What this task involves: Repeat the lines that follow, leaving nothing out.

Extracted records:
┄┄┄┄┄┄┄┄┄┄

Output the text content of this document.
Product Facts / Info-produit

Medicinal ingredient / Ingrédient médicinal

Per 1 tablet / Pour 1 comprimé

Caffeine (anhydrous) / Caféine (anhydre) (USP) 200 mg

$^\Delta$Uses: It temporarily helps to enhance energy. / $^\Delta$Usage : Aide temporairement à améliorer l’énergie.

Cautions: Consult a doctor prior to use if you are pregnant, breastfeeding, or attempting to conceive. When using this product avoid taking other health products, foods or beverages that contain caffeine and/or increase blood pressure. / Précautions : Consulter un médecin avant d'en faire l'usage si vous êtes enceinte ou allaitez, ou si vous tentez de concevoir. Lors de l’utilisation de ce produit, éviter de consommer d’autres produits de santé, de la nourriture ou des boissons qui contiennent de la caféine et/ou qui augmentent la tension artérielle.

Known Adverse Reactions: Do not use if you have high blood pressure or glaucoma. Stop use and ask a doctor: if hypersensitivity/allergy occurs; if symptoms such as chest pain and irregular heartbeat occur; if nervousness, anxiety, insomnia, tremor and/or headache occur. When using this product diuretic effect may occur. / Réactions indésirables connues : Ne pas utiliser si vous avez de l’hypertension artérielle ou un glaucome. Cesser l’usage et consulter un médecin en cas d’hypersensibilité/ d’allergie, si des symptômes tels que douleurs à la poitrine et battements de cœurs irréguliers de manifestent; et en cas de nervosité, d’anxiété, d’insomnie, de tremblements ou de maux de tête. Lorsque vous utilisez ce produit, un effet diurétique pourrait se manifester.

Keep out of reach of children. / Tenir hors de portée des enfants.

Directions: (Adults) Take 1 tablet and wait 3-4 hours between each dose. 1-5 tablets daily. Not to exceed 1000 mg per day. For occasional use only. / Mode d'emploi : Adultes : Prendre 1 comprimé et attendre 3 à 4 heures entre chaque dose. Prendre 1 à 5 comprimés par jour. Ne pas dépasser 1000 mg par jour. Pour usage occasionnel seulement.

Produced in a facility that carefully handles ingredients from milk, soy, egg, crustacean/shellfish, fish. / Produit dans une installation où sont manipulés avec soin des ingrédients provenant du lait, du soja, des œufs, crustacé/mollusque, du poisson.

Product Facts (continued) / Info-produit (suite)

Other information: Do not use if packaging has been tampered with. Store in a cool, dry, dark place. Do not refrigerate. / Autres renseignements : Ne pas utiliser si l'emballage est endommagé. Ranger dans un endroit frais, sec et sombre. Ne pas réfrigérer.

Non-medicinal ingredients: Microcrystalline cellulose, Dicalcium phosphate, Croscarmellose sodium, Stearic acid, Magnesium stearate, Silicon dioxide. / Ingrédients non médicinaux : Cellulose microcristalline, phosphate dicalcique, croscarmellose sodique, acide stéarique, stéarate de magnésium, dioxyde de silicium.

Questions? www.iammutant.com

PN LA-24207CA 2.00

┄┄┄┄┄┄┄┄┄┄

Final result:
Output the text content of this document.
Product Facts / Info-produit

Medicinal ingredient / Ingrédient médicinal

Per 1 tablet / Pour 1 comprimé

Caffeine (anhydrous) / Caféine (anhydre) (USP) 200 mg

$^\Delta$Uses: It temporarily helps to enhance energy. / $^\Delta$Usage : Aide temporairement à améliorer l’énergie.

Cautions: Consult a doctor prior to use if you are pregnant, breastfeeding, or attempting to conceive. When using this product avoid taking other health products, foods or beverages that contain caffeine and/or increase blood pressure. / Précautions : Consulter un médecin avant d'en faire l'usage si vous êtes enceinte ou allaitez, ou si vous tentez de concevoir. Lors de l’utilisation de ce produit, éviter de consommer d’autres produits de santé, de la nourriture ou des boissons qui contiennent de la caféine et/ou qui augmentent la tension artérielle.

Known Adverse Reactions: Do not use if you have high blood pressure or glaucoma. Stop use and ask a doctor: if hypersensitivity/allergy occurs; if symptoms such as chest pain and irregular heartbeat occur; if nervousness, anxiety, insomnia, tremor and/or headache occur. When using this product diuretic effect may occur. / Réactions indésirables connues : Ne pas utiliser si vous avez de l’hypertension artérielle ou un glaucome. Cesser l’usage et consulter un médecin en cas d’hypersensibilité/ d’allergie, si des symptômes tels que douleurs à la poitrine et battements de cœurs irréguliers de manifestent; et en cas de nervosité, d’anxiété, d’insomnie, de tremblements ou de maux de tête. Lorsque vous utilisez ce produit, un effet diurétique pourrait se manifester.

Keep out of reach of children. / Tenir hors de portée des enfants.

Directions: (Adults) Take 1 tablet and wait 3-4 hours between each dose. 1-5 tablets daily. Not to exceed 1000 mg per day. For occasional use only. / Mode d'emploi : Adultes : Prendre 1 comprimé et attendre 3 à 4 heures entre chaque dose. Prendre 1 à 5 comprimés par jour. Ne pas dépasser 1000 mg par jour. Pour usage occasionnel seulement.

Produced in a facility that carefully handles ingredients from milk, soy, egg, crustacean/shellfish, fish. / Produit dans une installation où sont manipulés avec soin des ingrédients provenant du lait, du soja, des œufs, crustacé/mollusque, du poisson.

Product Facts (continued) / Info-produit (suite)

Other information: Do not use if packaging has been tampered with. Store in a cool, dry, dark place. Do not refrigerate. / Autres renseignements : Ne pas utiliser si l'emballage est endommagé. Ranger dans un endroit frais, sec et sombre. Ne pas réfrigérer.

Non-medicinal ingredients: Microcrystalline cellulose, Dicalcium phosphate, Croscarmellose sodium, Stearic acid, Magnesium stearate, Silicon dioxide. / Ingrédients non médicinaux : Cellulose microcristalline, phosphate dicalcique, croscarmellose sodique, acide stéarique, stéarate de magnésium, dioxyde de silicium.

Questions? www.iammutant.com

PN LA-24207CA 2.00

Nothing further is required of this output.